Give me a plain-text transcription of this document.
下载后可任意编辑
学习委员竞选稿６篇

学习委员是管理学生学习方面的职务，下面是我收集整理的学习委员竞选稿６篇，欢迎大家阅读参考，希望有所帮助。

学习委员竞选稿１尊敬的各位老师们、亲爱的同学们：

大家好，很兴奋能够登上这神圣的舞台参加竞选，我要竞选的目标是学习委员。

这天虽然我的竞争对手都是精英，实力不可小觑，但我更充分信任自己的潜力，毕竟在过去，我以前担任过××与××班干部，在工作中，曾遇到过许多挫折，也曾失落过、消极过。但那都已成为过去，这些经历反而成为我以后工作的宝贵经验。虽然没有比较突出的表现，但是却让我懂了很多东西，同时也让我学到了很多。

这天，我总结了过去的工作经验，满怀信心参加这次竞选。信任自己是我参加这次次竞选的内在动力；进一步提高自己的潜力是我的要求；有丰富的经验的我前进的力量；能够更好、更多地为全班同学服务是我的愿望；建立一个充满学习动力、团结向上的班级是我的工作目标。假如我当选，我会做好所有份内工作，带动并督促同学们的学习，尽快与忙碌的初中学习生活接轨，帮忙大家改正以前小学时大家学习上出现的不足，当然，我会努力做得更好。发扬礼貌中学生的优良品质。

++++++++++++++++++++

CHALLENGE: Reproduce the material precisely, including every line.

OUTPUT:
Give me a plain-text transcription of this document.
下载后可任意编辑
学习委员竞选稿６篇

学习委员是管理学生学习方面的职务，下面是我收集整理的学习委员竞选稿６篇，欢迎大家阅读参考，希望有所帮助。

学习委员竞选稿１尊敬的各位老师们、亲爱的同学们：

大家好，很兴奋能够登上这神圣的舞台参加竞选，我要竞选的目标是学习委员。

这天虽然我的竞争对手都是精英，实力不可小觑，但我更充分信任自己的潜力，毕竟在过去，我以前担任过××与××班干部，在工作中，曾遇到过许多挫折，也曾失落过、消极过。但那都已成为过去，这些经历反而成为我以后工作的宝贵经验。虽然没有比较突出的表现，但是却让我懂了很多东西，同时也让我学到了很多。

这天，我总结了过去的工作经验，满怀信心参加这次竞选。信任自己是我参加这次次竞选的内在动力；进一步提高自己的潜力是我的要求；有丰富的经验的我前进的力量；能够更好、更多地为全班同学服务是我的愿望；建立一个充满学习动力、团结向上的班级是我的工作目标。假如我当选，我会做好所有份内工作，带动并督促同学们的学习，尽快与忙碌的初中学习生活接轨，帮忙大家改正以前小学时大家学习上出现的不足，当然，我会努力做得更好。发扬礼貌中学生的优良品质。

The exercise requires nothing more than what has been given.